▸ **The task**
Return every entry exactly as written.
— Begin Record set —
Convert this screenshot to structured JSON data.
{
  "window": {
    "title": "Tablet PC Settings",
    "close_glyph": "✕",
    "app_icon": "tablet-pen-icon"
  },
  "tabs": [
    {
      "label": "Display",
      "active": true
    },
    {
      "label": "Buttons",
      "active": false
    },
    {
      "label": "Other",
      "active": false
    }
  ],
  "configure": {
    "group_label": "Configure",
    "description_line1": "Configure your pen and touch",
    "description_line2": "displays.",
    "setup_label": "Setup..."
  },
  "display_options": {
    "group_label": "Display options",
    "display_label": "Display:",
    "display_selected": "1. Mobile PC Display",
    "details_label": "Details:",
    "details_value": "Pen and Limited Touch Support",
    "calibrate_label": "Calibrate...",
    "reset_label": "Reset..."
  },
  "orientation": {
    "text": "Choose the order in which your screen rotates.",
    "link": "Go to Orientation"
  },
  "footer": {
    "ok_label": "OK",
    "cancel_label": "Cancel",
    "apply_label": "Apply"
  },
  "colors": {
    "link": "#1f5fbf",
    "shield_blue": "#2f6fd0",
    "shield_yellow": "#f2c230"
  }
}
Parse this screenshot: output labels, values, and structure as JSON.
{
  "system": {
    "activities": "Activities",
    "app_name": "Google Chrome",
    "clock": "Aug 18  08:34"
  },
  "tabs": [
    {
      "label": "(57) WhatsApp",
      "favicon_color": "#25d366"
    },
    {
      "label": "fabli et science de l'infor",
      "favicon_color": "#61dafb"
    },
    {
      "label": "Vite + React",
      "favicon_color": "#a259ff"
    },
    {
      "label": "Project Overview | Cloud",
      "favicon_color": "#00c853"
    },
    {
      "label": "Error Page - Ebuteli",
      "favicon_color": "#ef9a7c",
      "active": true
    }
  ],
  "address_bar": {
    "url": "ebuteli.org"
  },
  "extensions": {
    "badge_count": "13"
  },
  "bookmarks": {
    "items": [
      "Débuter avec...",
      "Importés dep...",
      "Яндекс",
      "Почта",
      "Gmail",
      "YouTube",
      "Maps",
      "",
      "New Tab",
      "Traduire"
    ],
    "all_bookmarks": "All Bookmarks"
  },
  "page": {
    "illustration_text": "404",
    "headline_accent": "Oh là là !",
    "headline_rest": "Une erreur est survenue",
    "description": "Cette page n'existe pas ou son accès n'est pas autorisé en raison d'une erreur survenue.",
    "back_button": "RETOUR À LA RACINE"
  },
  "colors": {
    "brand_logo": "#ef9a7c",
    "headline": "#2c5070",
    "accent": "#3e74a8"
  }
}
— End Record set —
▸ **Solution for this problem**
Convert this screenshot to structured JSON data.
{
  "window": {
    "title": "Tablet PC Settings",
    "close_glyph": "✕",
    "app_icon": "tablet-pen-icon"
  },
  "tabs": [
    {
      "label": "Display",
      "active": true
    },
    {
      "label": "Buttons",
      "active": false
    },
    {
      "label": "Other",
      "active": false
    }
  ],
  "configure": {
    "group_label": "Configure",
    "description_line1": "Configure your pen and touch",
    "description_line2": "displays.",
    "setup_label": "Setup..."
  },
  "display_options": {
    "group_label": "Display options",
    "display_label": "Display:",
    "display_selected": "1. Mobile PC Display",
    "details_label": "Details:",
    "details_value": "Pen and Limited Touch Support",
    "calibrate_label": "Calibrate...",
    "reset_label": "Reset..."
  },
  "orientation": {
    "text": "Choose the order in which your screen rotates.",
    "link": "Go to Orientation"
  },
  "footer": {
    "ok_label": "OK",
    "cancel_label": "Cancel",
    "apply_label": "Apply"
  },
  "colors": {
    "link": "#1f5fbf",
    "shield_blue": "#2f6fd0",
    "shield_yellow": "#f2c230"
  }
}
Parse this screenshot: output labels, values, and structure as JSON.
{
  "system": {
    "activities": "Activities",
    "app_name": "Google Chrome",
    "clock": "Aug 18  08:34"
  },
  "tabs": [
    {
      "label": "(57) WhatsApp",
      "favicon_color": "#25d366"
    },
    {
      "label": "fabli et science de l'infor",
      "favicon_color": "#61dafb"
    },
    {
      "label": "Vite + React",
      "favicon_color": "#a259ff"
    },
    {
      "label": "Project Overview | Cloud",
      "favicon_color": "#00c853"
    },
    {
      "label": "Error Page - Ebuteli",
      "favicon_color": "#ef9a7c",
      "active": true
    }
  ],
  "address_bar": {
    "url": "ebuteli.org"
  },
  "extensions": {
    "badge_count": "13"
  },
  "bookmarks": {
    "items": [
      "Débuter avec...",
      "Importés dep...",
      "Яндекс",
      "Почта",
      "Gmail",
      "YouTube",
      "Maps",
      "",
      "New Tab",
      "Traduire"
    ],
    "all_bookmarks": "All Bookmarks"
  },
  "page": {
    "illustration_text": "404",
    "headline_accent": "Oh là là !",
    "headline_rest": "Une erreur est survenue",
    "description": "Cette page n'existe pas ou son accès n'est pas autorisé en raison d'une erreur survenue.",
    "back_button": "RETOUR À LA RACINE"
  },
  "colors": {
    "brand_logo": "#ef9a7c",
    "headline": "#2c5070",
    "accent": "#3e74a8"
  }
}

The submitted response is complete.